WHAT YOU SHOULD DO → Transcribe the material exactly. Images do not belong in the copy.

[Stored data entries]
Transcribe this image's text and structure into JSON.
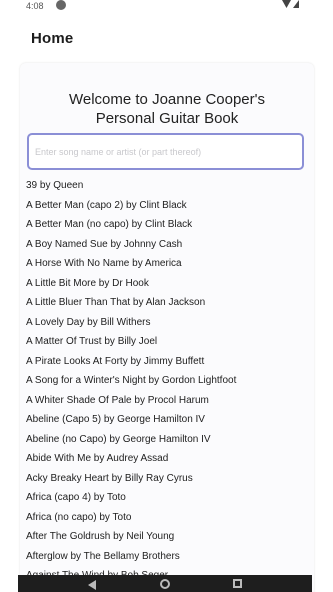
{
  "status_bar": {
    "time": "4:08"
  },
  "app_bar": {
    "title": "Home"
  },
  "welcome": {
    "line1": "Welcome to Joanne Cooper's",
    "line2": "Personal Guitar Book"
  },
  "search": {
    "placeholder": "Enter song name or artist (or part thereof)",
    "value": ""
  },
  "songs": [
    "39 by Queen",
    "A Better Man (capo 2) by Clint Black",
    "A Better Man (no capo) by Clint Black",
    "A Boy Named Sue by Johnny Cash",
    "A Horse With No Name by America",
    "A Little Bit More by Dr Hook",
    "A Little Bluer Than That by Alan Jackson",
    "A Lovely Day by Bill Withers",
    "A Matter Of Trust  by Billy Joel",
    "A Pirate Looks At Forty by Jimmy Buffett",
    "A Song for a Winter's Night by Gordon Lightfoot",
    "A Whiter Shade Of Pale by Procol Harum",
    "Abeline (Capo 5) by George Hamilton IV",
    "Abeline (no Capo) by George Hamilton IV",
    "Abide With Me by Audrey Assad",
    "Acky Breaky Heart by Billy Ray Cyrus",
    "Africa (capo 4) by Toto",
    "Africa (no capo) by Toto",
    "After The Goldrush by Neil Young",
    "Afterglow by The Bellamy Brothers",
    "Against The Wind by Bob Seger"
  ]
}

WRITTEN ANSWER →
Transcribe this image's text and structure into JSON.
{
  "status_bar": {
    "time": "4:08"
  },
  "app_bar": {
    "title": "Home"
  },
  "welcome": {
    "line1": "Welcome to Joanne Cooper's",
    "line2": "Personal Guitar Book"
  },
  "search": {
    "placeholder": "Enter song name or artist (or part thereof)",
    "value": ""
  },
  "songs": [
    "39 by Queen",
    "A Better Man (capo 2) by Clint Black",
    "A Better Man (no capo) by Clint Black",
    "A Boy Named Sue by Johnny Cash",
    "A Horse With No Name by America",
    "A Little Bit More by Dr Hook",
    "A Little Bluer Than That by Alan Jackson",
    "A Lovely Day by Bill Withers",
    "A Matter Of Trust  by Billy Joel",
    "A Pirate Looks At Forty by Jimmy Buffett",
    "A Song for a Winter's Night by Gordon Lightfoot",
    "A Whiter Shade Of Pale by Procol Harum",
    "Abeline (Capo 5) by George Hamilton IV",
    "Abeline (no Capo) by George Hamilton IV",
    "Abide With Me by Audrey Assad",
    "Acky Breaky Heart by Billy Ray Cyrus",
    "Africa (capo 4) by Toto",
    "Africa (no capo) by Toto",
    "After The Goldrush by Neil Young",
    "Afterglow by The Bellamy Brothers",
    "Against The Wind by Bob Seger"
  ]
}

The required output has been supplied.